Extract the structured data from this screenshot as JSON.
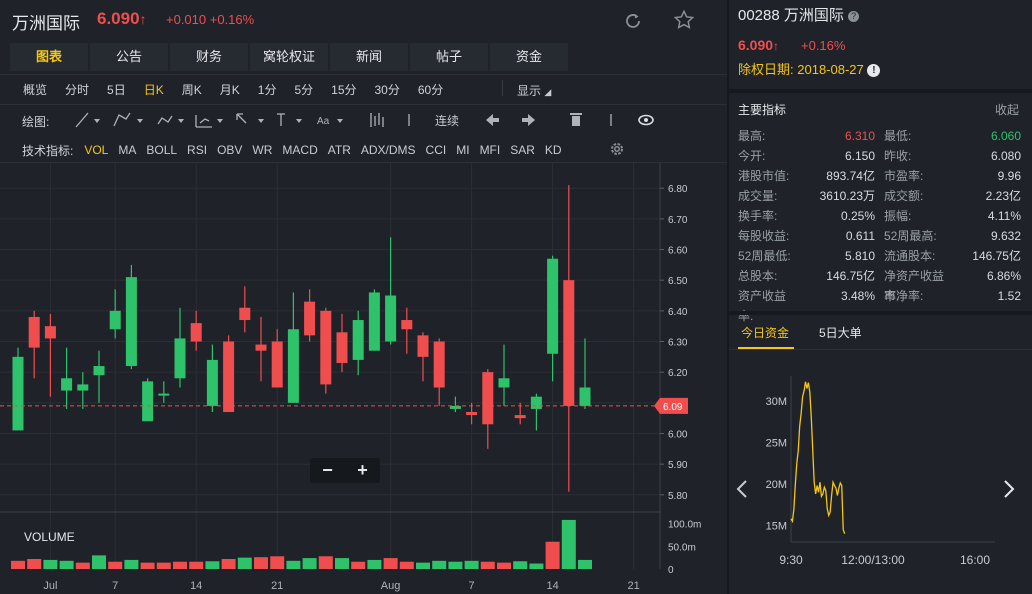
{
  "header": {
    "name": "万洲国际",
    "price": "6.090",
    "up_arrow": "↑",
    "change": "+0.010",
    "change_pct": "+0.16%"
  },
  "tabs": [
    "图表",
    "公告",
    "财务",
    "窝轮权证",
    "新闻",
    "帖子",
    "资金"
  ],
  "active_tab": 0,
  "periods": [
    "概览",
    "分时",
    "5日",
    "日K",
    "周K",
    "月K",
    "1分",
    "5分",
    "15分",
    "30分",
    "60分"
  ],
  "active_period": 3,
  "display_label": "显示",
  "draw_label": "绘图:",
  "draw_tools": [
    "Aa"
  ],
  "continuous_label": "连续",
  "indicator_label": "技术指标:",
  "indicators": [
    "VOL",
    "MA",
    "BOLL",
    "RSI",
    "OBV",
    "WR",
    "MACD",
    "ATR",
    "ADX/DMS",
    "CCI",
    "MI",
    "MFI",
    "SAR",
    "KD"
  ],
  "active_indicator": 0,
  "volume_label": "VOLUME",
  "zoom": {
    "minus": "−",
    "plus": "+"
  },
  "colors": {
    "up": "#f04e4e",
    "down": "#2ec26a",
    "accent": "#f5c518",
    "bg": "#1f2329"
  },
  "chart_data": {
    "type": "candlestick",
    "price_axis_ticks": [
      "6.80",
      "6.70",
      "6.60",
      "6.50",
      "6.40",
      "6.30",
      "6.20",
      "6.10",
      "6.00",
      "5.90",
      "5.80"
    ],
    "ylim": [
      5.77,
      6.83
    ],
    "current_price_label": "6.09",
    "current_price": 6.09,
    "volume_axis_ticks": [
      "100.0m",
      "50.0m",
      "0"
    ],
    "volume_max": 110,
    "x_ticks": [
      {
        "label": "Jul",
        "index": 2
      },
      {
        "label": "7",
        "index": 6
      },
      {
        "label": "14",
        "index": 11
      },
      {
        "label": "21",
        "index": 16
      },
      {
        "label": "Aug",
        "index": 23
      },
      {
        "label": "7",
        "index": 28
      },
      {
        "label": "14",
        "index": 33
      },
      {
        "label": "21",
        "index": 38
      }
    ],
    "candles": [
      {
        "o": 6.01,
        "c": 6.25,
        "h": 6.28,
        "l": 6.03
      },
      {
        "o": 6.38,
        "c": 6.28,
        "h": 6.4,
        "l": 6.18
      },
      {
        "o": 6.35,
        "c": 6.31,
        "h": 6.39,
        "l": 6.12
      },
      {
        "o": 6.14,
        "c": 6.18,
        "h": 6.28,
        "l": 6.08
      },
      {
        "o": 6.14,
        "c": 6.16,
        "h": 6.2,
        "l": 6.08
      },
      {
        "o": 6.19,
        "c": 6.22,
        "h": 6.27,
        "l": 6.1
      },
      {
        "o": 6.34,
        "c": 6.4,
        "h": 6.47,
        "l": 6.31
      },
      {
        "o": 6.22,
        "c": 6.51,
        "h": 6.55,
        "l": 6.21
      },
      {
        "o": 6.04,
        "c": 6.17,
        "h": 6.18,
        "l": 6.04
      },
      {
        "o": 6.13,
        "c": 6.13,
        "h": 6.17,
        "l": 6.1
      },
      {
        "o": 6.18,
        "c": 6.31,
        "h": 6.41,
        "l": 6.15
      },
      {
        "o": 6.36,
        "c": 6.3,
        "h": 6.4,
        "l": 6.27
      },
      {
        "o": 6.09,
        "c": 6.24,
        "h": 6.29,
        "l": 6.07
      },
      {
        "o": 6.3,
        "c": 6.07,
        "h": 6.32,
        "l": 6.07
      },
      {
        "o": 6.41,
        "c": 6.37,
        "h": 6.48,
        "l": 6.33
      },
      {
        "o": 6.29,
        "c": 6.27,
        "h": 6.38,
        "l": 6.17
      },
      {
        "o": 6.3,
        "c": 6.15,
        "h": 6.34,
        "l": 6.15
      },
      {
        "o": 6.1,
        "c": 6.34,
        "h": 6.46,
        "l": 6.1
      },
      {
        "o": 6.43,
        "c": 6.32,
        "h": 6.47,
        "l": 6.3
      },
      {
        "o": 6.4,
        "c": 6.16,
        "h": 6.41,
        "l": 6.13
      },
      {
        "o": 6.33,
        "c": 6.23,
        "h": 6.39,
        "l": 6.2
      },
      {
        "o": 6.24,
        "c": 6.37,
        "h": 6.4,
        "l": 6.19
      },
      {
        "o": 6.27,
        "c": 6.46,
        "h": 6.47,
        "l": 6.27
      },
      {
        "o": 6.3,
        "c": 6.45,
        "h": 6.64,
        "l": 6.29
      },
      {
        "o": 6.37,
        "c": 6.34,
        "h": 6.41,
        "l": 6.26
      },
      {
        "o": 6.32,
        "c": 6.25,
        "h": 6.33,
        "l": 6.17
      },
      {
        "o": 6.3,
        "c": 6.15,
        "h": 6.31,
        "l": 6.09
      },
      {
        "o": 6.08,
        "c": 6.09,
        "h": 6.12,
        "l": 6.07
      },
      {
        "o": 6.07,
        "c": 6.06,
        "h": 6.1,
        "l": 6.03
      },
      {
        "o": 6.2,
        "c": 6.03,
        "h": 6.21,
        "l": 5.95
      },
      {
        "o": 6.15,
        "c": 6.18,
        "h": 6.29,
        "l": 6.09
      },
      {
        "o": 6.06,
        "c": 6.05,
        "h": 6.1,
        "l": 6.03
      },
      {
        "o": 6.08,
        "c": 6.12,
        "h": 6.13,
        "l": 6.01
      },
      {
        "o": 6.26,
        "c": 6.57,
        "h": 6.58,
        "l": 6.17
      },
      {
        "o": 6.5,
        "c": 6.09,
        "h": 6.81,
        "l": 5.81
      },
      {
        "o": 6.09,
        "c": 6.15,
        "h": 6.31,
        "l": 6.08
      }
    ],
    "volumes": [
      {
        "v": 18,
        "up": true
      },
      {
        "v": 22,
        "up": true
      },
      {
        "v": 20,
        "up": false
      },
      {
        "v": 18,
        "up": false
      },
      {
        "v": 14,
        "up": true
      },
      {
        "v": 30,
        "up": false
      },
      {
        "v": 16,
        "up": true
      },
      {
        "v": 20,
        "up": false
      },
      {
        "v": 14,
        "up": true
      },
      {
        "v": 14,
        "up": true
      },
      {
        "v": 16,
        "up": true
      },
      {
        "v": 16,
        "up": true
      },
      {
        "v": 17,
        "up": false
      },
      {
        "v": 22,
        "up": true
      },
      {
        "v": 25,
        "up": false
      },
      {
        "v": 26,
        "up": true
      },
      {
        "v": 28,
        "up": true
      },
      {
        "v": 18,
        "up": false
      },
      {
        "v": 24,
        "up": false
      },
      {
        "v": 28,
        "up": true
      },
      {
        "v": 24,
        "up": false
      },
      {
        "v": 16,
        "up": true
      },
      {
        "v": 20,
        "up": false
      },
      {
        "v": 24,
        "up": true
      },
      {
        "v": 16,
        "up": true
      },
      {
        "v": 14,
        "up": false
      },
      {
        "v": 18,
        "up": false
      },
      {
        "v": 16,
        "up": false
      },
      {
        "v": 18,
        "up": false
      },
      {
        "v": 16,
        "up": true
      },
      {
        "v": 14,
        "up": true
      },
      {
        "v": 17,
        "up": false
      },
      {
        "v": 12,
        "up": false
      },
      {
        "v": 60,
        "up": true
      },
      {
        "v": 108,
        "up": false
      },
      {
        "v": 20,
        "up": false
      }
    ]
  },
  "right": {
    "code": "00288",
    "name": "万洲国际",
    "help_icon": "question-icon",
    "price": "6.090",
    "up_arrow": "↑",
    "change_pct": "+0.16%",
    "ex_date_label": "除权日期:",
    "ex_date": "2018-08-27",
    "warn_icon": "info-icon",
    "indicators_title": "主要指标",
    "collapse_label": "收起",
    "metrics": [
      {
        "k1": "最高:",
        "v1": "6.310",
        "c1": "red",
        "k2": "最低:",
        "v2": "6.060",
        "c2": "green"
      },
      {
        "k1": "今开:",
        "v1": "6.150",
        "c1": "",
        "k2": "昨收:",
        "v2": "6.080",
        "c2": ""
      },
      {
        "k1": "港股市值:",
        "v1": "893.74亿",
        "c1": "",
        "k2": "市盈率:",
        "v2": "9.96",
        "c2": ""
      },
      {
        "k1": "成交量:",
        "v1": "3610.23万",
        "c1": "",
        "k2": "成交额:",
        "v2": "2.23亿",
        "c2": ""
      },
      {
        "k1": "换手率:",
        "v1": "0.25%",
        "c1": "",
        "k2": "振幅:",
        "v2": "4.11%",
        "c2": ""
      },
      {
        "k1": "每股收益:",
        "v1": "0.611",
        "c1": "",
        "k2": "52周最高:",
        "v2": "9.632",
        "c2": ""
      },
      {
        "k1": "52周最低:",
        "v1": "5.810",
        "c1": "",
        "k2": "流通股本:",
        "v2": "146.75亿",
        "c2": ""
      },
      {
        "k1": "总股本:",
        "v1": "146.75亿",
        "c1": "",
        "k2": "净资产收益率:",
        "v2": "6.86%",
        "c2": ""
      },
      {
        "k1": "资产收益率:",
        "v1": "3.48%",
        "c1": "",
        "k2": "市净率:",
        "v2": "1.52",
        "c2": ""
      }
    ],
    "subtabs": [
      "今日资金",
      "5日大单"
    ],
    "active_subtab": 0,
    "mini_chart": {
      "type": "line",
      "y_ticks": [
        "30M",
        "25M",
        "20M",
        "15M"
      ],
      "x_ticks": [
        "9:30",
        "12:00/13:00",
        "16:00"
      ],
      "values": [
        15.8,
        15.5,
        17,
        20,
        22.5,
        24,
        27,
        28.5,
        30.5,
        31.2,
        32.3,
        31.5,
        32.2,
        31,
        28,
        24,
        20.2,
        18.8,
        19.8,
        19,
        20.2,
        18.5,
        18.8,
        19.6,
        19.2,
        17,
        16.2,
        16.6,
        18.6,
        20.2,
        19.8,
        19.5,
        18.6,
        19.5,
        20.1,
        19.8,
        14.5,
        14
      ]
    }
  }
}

┄┄┄┄┄┄

*PROBLEM REQUIREMENTS:* Pick out every line of the listing containing the word "icon", and show those lines.

*EXERCISE ANSWER:*
    "help_icon": "question-icon",
    "warn_icon": "info-icon",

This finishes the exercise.